Where a line contains the word "JSON", copy that line.

++++ PROVIDED ENTRIES

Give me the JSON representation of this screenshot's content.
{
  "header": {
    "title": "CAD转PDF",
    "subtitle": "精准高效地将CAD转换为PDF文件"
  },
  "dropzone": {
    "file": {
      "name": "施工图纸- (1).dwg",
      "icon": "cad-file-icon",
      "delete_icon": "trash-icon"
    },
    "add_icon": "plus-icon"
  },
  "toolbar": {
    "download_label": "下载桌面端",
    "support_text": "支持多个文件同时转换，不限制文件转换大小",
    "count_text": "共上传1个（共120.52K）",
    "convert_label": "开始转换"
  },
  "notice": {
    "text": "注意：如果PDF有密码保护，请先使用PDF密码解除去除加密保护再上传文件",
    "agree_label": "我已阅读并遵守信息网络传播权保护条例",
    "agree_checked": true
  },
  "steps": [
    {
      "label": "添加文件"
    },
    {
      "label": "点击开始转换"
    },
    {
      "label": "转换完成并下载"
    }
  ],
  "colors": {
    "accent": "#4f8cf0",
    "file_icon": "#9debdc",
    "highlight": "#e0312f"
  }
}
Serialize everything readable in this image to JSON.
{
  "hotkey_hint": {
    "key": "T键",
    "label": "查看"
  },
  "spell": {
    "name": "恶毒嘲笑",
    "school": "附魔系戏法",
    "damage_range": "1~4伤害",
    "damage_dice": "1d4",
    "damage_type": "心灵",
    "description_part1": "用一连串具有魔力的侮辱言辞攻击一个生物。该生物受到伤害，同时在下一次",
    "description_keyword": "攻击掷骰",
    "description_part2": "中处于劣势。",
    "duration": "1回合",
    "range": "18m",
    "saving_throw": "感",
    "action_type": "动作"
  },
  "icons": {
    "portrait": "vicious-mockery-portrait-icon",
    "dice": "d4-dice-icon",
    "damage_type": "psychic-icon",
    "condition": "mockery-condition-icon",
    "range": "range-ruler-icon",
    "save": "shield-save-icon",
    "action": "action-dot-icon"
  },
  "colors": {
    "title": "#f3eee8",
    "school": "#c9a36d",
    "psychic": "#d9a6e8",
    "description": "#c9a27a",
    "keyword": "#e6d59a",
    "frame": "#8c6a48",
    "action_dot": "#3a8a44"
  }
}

++++++++

(ANSWER IN FULL):
Give me the JSON representation of this screenshot's content.
Serialize everything readable in this image to JSON.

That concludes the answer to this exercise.